**WORK REQUIRED**
Return every line of the listing below without changing a single character.

start LISTED RECORDS

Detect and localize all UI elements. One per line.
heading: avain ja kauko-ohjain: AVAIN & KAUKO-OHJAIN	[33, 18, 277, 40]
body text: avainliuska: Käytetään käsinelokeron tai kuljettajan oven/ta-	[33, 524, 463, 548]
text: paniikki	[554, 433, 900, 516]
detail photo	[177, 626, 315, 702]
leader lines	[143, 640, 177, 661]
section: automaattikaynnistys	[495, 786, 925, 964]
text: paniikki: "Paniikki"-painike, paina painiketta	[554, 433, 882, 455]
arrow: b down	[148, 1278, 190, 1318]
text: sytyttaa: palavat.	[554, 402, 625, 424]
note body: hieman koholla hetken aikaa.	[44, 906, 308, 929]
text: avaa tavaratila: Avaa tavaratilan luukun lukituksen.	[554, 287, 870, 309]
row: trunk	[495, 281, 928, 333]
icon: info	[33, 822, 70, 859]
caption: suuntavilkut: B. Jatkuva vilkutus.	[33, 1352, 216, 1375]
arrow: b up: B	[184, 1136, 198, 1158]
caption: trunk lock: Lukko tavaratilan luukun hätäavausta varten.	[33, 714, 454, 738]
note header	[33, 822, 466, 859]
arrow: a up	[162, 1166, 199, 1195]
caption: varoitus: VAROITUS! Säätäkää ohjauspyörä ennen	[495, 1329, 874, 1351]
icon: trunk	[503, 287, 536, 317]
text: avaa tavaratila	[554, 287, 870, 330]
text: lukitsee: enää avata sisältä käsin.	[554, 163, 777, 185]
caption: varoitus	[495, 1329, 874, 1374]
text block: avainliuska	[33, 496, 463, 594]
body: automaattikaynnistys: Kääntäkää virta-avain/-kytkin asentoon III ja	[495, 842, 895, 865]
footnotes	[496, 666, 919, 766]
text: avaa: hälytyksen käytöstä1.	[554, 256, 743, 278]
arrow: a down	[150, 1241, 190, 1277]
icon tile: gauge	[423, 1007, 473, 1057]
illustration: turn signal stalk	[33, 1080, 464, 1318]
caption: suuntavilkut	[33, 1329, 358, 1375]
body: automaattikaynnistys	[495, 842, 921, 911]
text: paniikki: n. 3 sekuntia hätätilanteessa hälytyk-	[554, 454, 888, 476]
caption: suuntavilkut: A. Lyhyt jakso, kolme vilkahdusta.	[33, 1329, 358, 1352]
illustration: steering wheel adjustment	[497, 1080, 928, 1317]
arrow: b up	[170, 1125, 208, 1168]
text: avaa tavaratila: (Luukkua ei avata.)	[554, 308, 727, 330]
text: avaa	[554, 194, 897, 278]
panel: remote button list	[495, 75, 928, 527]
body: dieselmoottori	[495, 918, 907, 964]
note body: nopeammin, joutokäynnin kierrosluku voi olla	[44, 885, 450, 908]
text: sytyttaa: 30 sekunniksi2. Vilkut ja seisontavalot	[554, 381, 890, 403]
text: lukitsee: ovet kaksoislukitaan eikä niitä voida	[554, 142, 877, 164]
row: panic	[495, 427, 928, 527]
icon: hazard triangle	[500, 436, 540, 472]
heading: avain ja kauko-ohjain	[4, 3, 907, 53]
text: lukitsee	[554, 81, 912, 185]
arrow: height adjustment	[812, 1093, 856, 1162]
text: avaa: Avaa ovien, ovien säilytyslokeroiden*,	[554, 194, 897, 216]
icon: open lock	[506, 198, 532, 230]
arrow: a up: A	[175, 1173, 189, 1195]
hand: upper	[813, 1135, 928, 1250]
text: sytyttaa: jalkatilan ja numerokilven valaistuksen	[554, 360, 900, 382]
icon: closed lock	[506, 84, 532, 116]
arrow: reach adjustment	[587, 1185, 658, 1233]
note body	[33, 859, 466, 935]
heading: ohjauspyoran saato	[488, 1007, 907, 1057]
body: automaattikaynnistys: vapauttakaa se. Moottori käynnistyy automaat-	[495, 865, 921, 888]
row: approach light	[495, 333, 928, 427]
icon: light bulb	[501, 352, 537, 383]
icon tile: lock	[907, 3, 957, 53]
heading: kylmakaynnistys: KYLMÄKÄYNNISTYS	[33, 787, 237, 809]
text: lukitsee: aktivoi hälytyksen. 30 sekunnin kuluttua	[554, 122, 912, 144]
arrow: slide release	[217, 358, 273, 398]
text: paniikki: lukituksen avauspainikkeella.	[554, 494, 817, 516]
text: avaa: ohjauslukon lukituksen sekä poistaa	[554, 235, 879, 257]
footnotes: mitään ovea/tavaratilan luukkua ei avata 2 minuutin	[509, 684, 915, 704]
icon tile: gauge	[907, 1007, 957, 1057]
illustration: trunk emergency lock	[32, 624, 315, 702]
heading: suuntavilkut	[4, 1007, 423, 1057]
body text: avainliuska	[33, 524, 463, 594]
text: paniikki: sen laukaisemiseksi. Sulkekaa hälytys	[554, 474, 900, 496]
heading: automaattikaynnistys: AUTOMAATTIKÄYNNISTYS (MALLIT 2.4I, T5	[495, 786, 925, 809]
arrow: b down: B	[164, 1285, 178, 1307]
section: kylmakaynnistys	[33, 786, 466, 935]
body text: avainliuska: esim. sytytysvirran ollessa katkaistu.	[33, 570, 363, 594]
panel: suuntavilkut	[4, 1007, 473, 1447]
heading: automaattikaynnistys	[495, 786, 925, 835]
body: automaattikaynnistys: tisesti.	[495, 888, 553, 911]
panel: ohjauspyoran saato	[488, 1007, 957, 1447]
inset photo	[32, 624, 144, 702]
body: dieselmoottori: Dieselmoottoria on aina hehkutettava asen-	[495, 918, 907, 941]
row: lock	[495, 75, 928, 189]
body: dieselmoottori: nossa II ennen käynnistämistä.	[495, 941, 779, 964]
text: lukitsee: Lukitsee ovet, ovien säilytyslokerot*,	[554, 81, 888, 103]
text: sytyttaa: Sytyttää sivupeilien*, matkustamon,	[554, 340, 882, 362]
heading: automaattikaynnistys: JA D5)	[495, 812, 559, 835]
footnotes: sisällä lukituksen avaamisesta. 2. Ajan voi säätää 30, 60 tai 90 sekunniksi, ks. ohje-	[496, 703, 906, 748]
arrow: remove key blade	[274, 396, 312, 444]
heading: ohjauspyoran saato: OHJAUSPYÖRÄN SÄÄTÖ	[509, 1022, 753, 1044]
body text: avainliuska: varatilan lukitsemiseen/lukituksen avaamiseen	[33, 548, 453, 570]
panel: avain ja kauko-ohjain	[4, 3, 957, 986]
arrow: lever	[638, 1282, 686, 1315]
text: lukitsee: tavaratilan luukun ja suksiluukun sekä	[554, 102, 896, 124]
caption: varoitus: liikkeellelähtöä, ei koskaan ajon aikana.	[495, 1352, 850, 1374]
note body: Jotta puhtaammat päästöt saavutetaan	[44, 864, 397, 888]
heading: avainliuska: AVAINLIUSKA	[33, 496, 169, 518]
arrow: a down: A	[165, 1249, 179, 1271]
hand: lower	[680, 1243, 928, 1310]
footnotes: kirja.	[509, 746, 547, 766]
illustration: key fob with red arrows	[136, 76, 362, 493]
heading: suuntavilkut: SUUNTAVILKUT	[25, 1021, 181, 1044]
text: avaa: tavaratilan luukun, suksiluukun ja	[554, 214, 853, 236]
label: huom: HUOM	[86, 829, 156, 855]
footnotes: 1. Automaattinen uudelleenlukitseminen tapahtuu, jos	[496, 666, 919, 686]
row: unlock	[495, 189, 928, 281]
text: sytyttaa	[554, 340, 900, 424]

end LISTED RECORDS

**REPLY TO THE TASK**
Detect and localize all UI elements. One per line.
heading: avain ja kauko-ohjain: AVAIN & KAUKO-OHJAIN	[33, 18, 277, 40]
body text: avainliuska: Käytetään käsinelokeron tai kuljettajan oven/ta-	[33, 524, 463, 548]
text: paniikki	[554, 433, 900, 516]
detail photo	[177, 626, 315, 702]
leader lines	[143, 640, 177, 661]
section: automaattikaynnistys	[495, 786, 925, 964]
text: paniikki: "Paniikki"-painike, paina painiketta	[554, 433, 882, 455]
arrow: b down	[148, 1278, 190, 1318]
text: sytyttaa: palavat.	[554, 402, 625, 424]
note body: hieman koholla hetken aikaa.	[44, 906, 308, 929]
text: avaa tavaratila: Avaa tavaratilan luukun lukituksen.	[554, 287, 870, 309]
row: trunk	[495, 281, 928, 333]
icon: info	[33, 822, 70, 859]
caption: suuntavilkut: B. Jatkuva vilkutus.	[33, 1352, 216, 1375]
arrow: b up: B	[184, 1136, 198, 1158]
caption: trunk lock: Lukko tavaratilan luukun hätäavausta varten.	[33, 714, 454, 738]
note header	[33, 822, 466, 859]
arrow: a up	[162, 1166, 199, 1195]
caption: varoitus: VAROITUS! Säätäkää ohjauspyörä ennen	[495, 1329, 874, 1351]
icon: trunk	[503, 287, 536, 317]
text: avaa tavaratila	[554, 287, 870, 330]
text: lukitsee: enää avata sisältä käsin.	[554, 163, 777, 185]
caption: varoitus	[495, 1329, 874, 1374]
text block: avainliuska	[33, 496, 463, 594]
body: automaattikaynnistys: Kääntäkää virta-avain/-kytkin asentoon III ja	[495, 842, 895, 865]
footnotes	[496, 666, 919, 766]
text: avaa: hälytyksen käytöstä1.	[554, 256, 743, 278]
arrow: a down	[150, 1241, 190, 1277]
icon tile: gauge	[423, 1007, 473, 1057]
illustration: turn signal stalk	[33, 1080, 464, 1318]
caption: suuntavilkut	[33, 1329, 358, 1375]
body: automaattikaynnistys	[495, 842, 921, 911]
text: paniikki: n. 3 sekuntia hätätilanteessa hälytyk-	[554, 454, 888, 476]
caption: suuntavilkut: A. Lyhyt jakso, kolme vilkahdusta.	[33, 1329, 358, 1352]
illustration: steering wheel adjustment	[497, 1080, 928, 1317]
arrow: b up	[170, 1125, 208, 1168]
text: avaa tavaratila: (Luukkua ei avata.)	[554, 308, 727, 330]
text: avaa	[554, 194, 897, 278]
panel: remote button list	[495, 75, 928, 527]
body: dieselmoottori	[495, 918, 907, 964]
note body: nopeammin, joutokäynnin kierrosluku voi olla	[44, 885, 450, 908]
text: sytyttaa: 30 sekunniksi2. Vilkut ja seisontavalot	[554, 381, 890, 403]
text: lukitsee: ovet kaksoislukitaan eikä niitä voida	[554, 142, 877, 164]
row: panic	[495, 427, 928, 527]
icon: hazard triangle	[500, 436, 540, 472]
heading: avain ja kauko-ohjain	[4, 3, 907, 53]
text: lukitsee	[554, 81, 912, 185]
arrow: height adjustment	[812, 1093, 856, 1162]
text: avaa: Avaa ovien, ovien säilytyslokeroiden*,	[554, 194, 897, 216]
icon: open lock	[506, 198, 532, 230]
arrow: a up: A	[175, 1173, 189, 1195]
hand: upper	[813, 1135, 928, 1250]
text: sytyttaa: jalkatilan ja numerokilven valaistuksen	[554, 360, 900, 382]
icon: closed lock	[506, 84, 532, 116]
arrow: reach adjustment	[587, 1185, 658, 1233]
note body	[33, 859, 466, 935]
heading: ohjauspyoran saato	[488, 1007, 907, 1057]
body: automaattikaynnistys: vapauttakaa se. Moottori käynnistyy automaat-	[495, 865, 921, 888]
row: approach light	[495, 333, 928, 427]
icon: light bulb	[501, 352, 537, 383]
icon tile: lock	[907, 3, 957, 53]
heading: kylmakaynnistys: KYLMÄKÄYNNISTYS	[33, 787, 237, 809]
text: lukitsee: aktivoi hälytyksen. 30 sekunnin kuluttua	[554, 122, 912, 144]
arrow: slide release	[217, 358, 273, 398]
text: paniikki: lukituksen avauspainikkeella.	[554, 494, 817, 516]
text: avaa: ohjauslukon lukituksen sekä poistaa	[554, 235, 879, 257]
footnotes: mitään ovea/tavaratilan luukkua ei avata 2 minuutin	[509, 684, 915, 704]
icon tile: gauge	[907, 1007, 957, 1057]
illustration: trunk emergency lock	[32, 624, 315, 702]
heading: suuntavilkut	[4, 1007, 423, 1057]
body text: avainliuska	[33, 524, 463, 594]
text: paniikki: sen laukaisemiseksi. Sulkekaa hälytys	[554, 474, 900, 496]
heading: automaattikaynnistys: AUTOMAATTIKÄYNNISTYS (MALLIT 2.4I, T5	[495, 786, 925, 809]
arrow: b down: B	[164, 1285, 178, 1307]
section: kylmakaynnistys	[33, 786, 466, 935]
body text: avainliuska: esim. sytytysvirran ollessa katkaistu.	[33, 570, 363, 594]
panel: suuntavilkut	[4, 1007, 473, 1447]
heading: automaattikaynnistys	[495, 786, 925, 835]
body: automaattikaynnistys: tisesti.	[495, 888, 553, 911]
panel: ohjauspyoran saato	[488, 1007, 957, 1447]
inset photo	[32, 624, 144, 702]
body: dieselmoottori: Dieselmoottoria on aina hehkutettava asen-	[495, 918, 907, 941]
row: lock	[495, 75, 928, 189]
body: dieselmoottori: nossa II ennen käynnistämistä.	[495, 941, 779, 964]
text: lukitsee: Lukitsee ovet, ovien säilytyslokerot*,	[554, 81, 888, 103]
text: sytyttaa: Sytyttää sivupeilien*, matkustamon,	[554, 340, 882, 362]
heading: automaattikaynnistys: JA D5)	[495, 812, 559, 835]
footnotes: sisällä lukituksen avaamisesta. 2. Ajan voi säätää 30, 60 tai 90 sekunniksi, ks. ohje-	[496, 703, 906, 748]
arrow: remove key blade	[274, 396, 312, 444]
heading: ohjauspyoran saato: OHJAUSPYÖRÄN SÄÄTÖ	[509, 1022, 753, 1044]
body text: avainliuska: varatilan lukitsemiseen/lukituksen avaamiseen	[33, 548, 453, 570]
panel: avain ja kauko-ohjain	[4, 3, 957, 986]
arrow: lever	[638, 1282, 686, 1315]
text: lukitsee: tavaratilan luukun ja suksiluukun sekä	[554, 102, 896, 124]
caption: varoitus: liikkeellelähtöä, ei koskaan ajon aikana.	[495, 1352, 850, 1374]
note body: Jotta puhtaammat päästöt saavutetaan	[44, 864, 397, 888]
heading: avainliuska: AVAINLIUSKA	[33, 496, 169, 518]
arrow: a down: A	[165, 1249, 179, 1271]
hand: lower	[680, 1243, 928, 1310]
footnotes: kirja.	[509, 746, 547, 766]
illustration: key fob with red arrows	[136, 76, 362, 493]
heading: suuntavilkut: SUUNTAVILKUT	[25, 1021, 181, 1044]
text: avaa: tavaratilan luukun, suksiluukun ja	[554, 214, 853, 236]
label: huom: HUOM	[86, 829, 156, 855]
footnotes: 1. Automaattinen uudelleenlukitseminen tapahtuu, jos	[496, 666, 919, 686]
row: unlock	[495, 189, 928, 281]
text: sytyttaa	[554, 340, 900, 424]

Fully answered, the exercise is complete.